TASK TO COMPLETE →
Reproduce each line exactly.

(Figure data in JSON)

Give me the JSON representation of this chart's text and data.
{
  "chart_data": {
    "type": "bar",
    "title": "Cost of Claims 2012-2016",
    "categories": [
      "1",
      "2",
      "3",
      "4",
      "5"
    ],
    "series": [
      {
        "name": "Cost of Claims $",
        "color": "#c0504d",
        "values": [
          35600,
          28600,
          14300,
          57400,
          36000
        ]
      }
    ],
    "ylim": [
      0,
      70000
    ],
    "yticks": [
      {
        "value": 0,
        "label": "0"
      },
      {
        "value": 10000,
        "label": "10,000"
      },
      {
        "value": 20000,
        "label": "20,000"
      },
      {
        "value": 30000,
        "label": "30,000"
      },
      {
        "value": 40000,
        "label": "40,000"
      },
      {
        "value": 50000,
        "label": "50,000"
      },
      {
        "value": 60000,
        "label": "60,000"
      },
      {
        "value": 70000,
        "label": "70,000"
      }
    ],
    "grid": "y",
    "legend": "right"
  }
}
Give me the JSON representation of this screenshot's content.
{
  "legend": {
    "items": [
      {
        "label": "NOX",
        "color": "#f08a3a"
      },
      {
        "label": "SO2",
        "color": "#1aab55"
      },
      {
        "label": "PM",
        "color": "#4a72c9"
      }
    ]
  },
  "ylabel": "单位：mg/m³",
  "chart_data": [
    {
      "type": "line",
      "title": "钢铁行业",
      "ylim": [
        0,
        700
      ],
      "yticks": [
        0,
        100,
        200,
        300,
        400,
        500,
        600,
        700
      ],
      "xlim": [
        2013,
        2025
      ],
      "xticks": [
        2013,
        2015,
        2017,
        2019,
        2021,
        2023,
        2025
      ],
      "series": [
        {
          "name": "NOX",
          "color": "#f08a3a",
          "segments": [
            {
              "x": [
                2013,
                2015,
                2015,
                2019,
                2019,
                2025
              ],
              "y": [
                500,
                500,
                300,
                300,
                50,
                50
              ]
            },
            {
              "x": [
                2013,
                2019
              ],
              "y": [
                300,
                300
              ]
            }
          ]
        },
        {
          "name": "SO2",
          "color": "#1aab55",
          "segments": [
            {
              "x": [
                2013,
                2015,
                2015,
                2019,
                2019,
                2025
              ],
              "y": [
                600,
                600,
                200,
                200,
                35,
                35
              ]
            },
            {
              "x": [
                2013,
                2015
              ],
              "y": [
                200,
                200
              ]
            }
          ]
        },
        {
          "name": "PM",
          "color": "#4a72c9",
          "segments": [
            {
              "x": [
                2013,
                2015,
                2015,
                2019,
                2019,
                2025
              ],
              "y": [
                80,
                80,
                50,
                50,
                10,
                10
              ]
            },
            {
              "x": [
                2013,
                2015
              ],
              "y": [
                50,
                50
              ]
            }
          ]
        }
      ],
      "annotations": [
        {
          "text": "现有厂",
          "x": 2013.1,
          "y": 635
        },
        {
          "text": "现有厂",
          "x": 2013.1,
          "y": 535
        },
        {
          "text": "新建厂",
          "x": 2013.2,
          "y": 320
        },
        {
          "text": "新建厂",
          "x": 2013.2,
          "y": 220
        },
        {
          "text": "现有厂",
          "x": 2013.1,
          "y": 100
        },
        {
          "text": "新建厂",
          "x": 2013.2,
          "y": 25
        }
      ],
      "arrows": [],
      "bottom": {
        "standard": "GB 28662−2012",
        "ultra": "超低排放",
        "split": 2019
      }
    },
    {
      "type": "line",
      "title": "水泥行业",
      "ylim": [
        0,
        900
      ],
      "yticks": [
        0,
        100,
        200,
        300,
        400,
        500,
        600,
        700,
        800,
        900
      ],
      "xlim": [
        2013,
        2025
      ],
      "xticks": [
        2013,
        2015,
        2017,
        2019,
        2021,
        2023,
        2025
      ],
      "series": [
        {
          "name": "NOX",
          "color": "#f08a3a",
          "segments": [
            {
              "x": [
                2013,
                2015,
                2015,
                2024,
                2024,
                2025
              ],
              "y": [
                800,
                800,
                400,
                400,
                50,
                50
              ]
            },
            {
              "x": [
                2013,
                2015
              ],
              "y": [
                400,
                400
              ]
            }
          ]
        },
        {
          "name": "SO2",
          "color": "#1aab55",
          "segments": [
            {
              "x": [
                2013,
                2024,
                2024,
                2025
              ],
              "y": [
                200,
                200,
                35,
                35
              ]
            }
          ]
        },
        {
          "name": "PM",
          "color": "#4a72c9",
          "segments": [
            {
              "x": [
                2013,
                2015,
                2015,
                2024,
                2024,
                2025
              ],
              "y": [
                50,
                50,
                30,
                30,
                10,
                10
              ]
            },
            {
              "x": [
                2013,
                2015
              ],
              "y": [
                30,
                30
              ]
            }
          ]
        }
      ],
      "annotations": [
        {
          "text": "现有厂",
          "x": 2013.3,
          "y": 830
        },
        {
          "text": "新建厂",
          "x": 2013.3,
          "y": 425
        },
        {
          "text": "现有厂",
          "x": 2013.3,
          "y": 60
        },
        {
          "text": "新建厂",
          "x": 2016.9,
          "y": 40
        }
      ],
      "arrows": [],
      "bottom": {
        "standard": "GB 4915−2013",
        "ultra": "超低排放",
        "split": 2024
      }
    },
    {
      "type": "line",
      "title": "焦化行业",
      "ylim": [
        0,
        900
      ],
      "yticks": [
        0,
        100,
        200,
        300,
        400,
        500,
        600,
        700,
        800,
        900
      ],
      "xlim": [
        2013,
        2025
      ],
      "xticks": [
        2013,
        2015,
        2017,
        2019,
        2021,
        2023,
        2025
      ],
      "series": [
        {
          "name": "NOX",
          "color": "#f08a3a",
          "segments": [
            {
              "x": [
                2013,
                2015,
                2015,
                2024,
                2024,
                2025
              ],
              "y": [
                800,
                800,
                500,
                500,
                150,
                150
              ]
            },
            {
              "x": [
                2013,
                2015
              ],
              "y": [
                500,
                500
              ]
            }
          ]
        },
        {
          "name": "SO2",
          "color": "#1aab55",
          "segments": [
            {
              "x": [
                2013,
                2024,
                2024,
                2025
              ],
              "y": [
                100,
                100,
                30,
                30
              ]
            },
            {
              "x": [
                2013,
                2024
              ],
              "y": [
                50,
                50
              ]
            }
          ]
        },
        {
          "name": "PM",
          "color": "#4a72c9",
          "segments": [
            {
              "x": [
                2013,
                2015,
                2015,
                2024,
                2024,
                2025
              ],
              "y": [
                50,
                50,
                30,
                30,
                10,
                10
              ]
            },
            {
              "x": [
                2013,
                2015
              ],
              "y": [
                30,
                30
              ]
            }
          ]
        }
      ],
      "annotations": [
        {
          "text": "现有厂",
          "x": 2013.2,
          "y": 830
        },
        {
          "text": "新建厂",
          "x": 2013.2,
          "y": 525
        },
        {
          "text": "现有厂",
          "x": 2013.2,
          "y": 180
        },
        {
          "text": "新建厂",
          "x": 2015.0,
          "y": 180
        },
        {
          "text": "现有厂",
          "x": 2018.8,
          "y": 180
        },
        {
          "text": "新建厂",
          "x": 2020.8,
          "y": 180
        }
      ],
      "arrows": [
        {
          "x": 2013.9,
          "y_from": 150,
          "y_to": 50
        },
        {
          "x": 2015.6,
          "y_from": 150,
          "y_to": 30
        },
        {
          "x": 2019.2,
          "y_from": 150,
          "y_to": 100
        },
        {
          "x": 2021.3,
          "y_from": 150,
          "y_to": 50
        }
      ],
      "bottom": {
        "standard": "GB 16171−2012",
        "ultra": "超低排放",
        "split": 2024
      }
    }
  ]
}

TASK OUTPUT →
Give me the JSON representation of this chart's text and data.
{
  "chart_data": {
    "type": "bar",
    "title": "Cost of Claims 2012-2016",
    "categories": [
      "1",
      "2",
      "3",
      "4",
      "5"
    ],
    "series": [
      {
        "name": "Cost of Claims $",
        "color": "#c0504d",
        "values": [
          35600,
          28600,
          14300,
          57400,
          36000
        ]
      }
    ],
    "ylim": [
      0,
      70000
    ],
    "yticks": [
      {
        "value": 0,
        "label": "0"
      },
      {
        "value": 10000,
        "label": "10,000"
      },
      {
        "value": 20000,
        "label": "20,000"
      },
      {
        "value": 30000,
        "label": "30,000"
      },
      {
        "value": 40000,
        "label": "40,000"
      },
      {
        "value": 50000,
        "label": "50,000"
      },
      {
        "value": 60000,
        "label": "60,000"
      },
      {
        "value": 70000,
        "label": "70,000"
      }
    ],
    "grid": "y",
    "legend": "right"
  }
}
Give me the JSON representation of this screenshot's content.
{
  "legend": {
    "items": [
      {
        "label": "NOX",
        "color": "#f08a3a"
      },
      {
        "label": "SO2",
        "color": "#1aab55"
      },
      {
        "label": "PM",
        "color": "#4a72c9"
      }
    ]
  },
  "ylabel": "单位：mg/m³",
  "chart_data": [
    {
      "type": "line",
      "title": "钢铁行业",
      "ylim": [
        0,
        700
      ],
      "yticks": [
        0,
        100,
        200,
        300,
        400,
        500,
        600,
        700
      ],
      "xlim": [
        2013,
        2025
      ],
      "xticks": [
        2013,
        2015,
        2017,
        2019,
        2021,
        2023,
        2025
      ],
      "series": [
        {
          "name": "NOX",
          "color": "#f08a3a",
          "segments": [
            {
              "x": [
                2013,
                2015,
                2015,
                2019,
                2019,
                2025
              ],
              "y": [
                500,
                500,
                300,
                300,
                50,
                50
              ]
            },
            {
              "x": [
                2013,
                2019
              ],
              "y": [
                300,
                300
              ]
            }
          ]
        },
        {
          "name": "SO2",
          "color": "#1aab55",
          "segments": [
            {
              "x": [
                2013,
                2015,
                2015,
                2019,
                2019,
                2025
              ],
              "y": [
                600,
                600,
                200,
                200,
                35,
                35
              ]
            },
            {
              "x": [
                2013,
                2015
              ],
              "y": [
                200,
                200
              ]
            }
          ]
        },
        {
          "name": "PM",
          "color": "#4a72c9",
          "segments": [
            {
              "x": [
                2013,
                2015,
                2015,
                2019,
                2019,
                2025
              ],
              "y": [
                80,
                80,
                50,
                50,
                10,
                10
              ]
            },
            {
              "x": [
                2013,
                2015
              ],
              "y": [
                50,
                50
              ]
            }
          ]
        }
      ],
      "annotations": [
        {
          "text": "现有厂",
          "x": 2013.1,
          "y": 635
        },
        {
          "text": "现有厂",
          "x": 2013.1,
          "y": 535
        },
        {
          "text": "新建厂",
          "x": 2013.2,
          "y": 320
        },
        {
          "text": "新建厂",
          "x": 2013.2,
          "y": 220
        },
        {
          "text": "现有厂",
          "x": 2013.1,
          "y": 100
        },
        {
          "text": "新建厂",
          "x": 2013.2,
          "y": 25
        }
      ],
      "arrows": [],
      "bottom": {
        "standard": "GB 28662−2012",
        "ultra": "超低排放",
        "split": 2019
      }
    },
    {
      "type": "line",
      "title": "水泥行业",
      "ylim": [
        0,
        900
      ],
      "yticks": [
        0,
        100,
        200,
        300,
        400,
        500,
        600,
        700,
        800,
        900
      ],
      "xlim": [
        2013,
        2025
      ],
      "xticks": [
        2013,
        2015,
        2017,
        2019,
        2021,
        2023,
        2025
      ],
      "series": [
        {
          "name": "NOX",
          "color": "#f08a3a",
          "segments": [
            {
              "x": [
                2013,
                2015,
                2015,
                2024,
                2024,
                2025
              ],
              "y": [
                800,
                800,
                400,
                400,
                50,
                50
              ]
            },
            {
              "x": [
                2013,
                2015
              ],
              "y": [
                400,
                400
              ]
            }
          ]
        },
        {
          "name": "SO2",
          "color": "#1aab55",
          "segments": [
            {
              "x": [
                2013,
                2024,
                2024,
                2025
              ],
              "y": [
                200,
                200,
                35,
                35
              ]
            }
          ]
        },
        {
          "name": "PM",
          "color": "#4a72c9",
          "segments": [
            {
              "x": [
                2013,
                2015,
                2015,
                2024,
                2024,
                2025
              ],
              "y": [
                50,
                50,
                30,
                30,
                10,
                10
              ]
            },
            {
              "x": [
                2013,
                2015
              ],
              "y": [
                30,
                30
              ]
            }
          ]
        }
      ],
      "annotations": [
        {
          "text": "现有厂",
          "x": 2013.3,
          "y": 830
        },
        {
          "text": "新建厂",
          "x": 2013.3,
          "y": 425
        },
        {
          "text": "现有厂",
          "x": 2013.3,
          "y": 60
        },
        {
          "text": "新建厂",
          "x": 2016.9,
          "y": 40
        }
      ],
      "arrows": [],
      "bottom": {
        "standard": "GB 4915−2013",
        "ultra": "超低排放",
        "split": 2024
      }
    },
    {
      "type": "line",
      "title": "焦化行业",
      "ylim": [
        0,
        900
      ],
      "yticks": [
        0,
        100,
        200,
        300,
        400,
        500,
        600,
        700,
        800,
        900
      ],
      "xlim": [
        2013,
        2025
      ],
      "xticks": [
        2013,
        2015,
        2017,
        2019,
        2021,
        2023,
        2025
      ],
      "series": [
        {
          "name": "NOX",
          "color": "#f08a3a",
          "segments": [
            {
              "x": [
                2013,
                2015,
                2015,
                2024,
                2024,
                2025
              ],
              "y": [
                800,
                800,
                500,
                500,
                150,
                150
              ]
            },
            {
              "x": [
                2013,
                2015
              ],
              "y": [
                500,
                500
              ]
            }
          ]
        },
        {
          "name": "SO2",
          "color": "#1aab55",
          "segments": [
            {
              "x": [
                2013,
                2024,
                2024,
                2025
              ],
              "y": [
                100,
                100,
                30,
                30
              ]
            },
            {
              "x": [
                2013,
                2024
              ],
              "y": [
                50,
                50
              ]
            }
          ]
        },
        {
          "name": "PM",
          "color": "#4a72c9",
          "segments": [
            {
              "x": [
                2013,
                2015,
                2015,
                2024,
                2024,
                2025
              ],
              "y": [
                50,
                50,
                30,
                30,
                10,
                10
              ]
            },
            {
              "x": [
                2013,
                2015
              ],
              "y": [
                30,
                30
              ]
            }
          ]
        }
      ],
      "annotations": [
        {
          "text": "现有厂",
          "x": 2013.2,
          "y": 830
        },
        {
          "text": "新建厂",
          "x": 2013.2,
          "y": 525
        },
        {
          "text": "现有厂",
          "x": 2013.2,
          "y": 180
        },
        {
          "text": "新建厂",
          "x": 2015.0,
          "y": 180
        },
        {
          "text": "现有厂",
          "x": 2018.8,
          "y": 180
        },
        {
          "text": "新建厂",
          "x": 2020.8,
          "y": 180
        }
      ],
      "arrows": [
        {
          "x": 2013.9,
          "y_from": 150,
          "y_to": 50
        },
        {
          "x": 2015.6,
          "y_from": 150,
          "y_to": 30
        },
        {
          "x": 2019.2,
          "y_from": 150,
          "y_to": 100
        },
        {
          "x": 2021.3,
          "y_from": 150,
          "y_to": 50
        }
      ],
      "bottom": {
        "standard": "GB 16171−2012",
        "ultra": "超低排放",
        "split": 2024
      }
    }
  ]
}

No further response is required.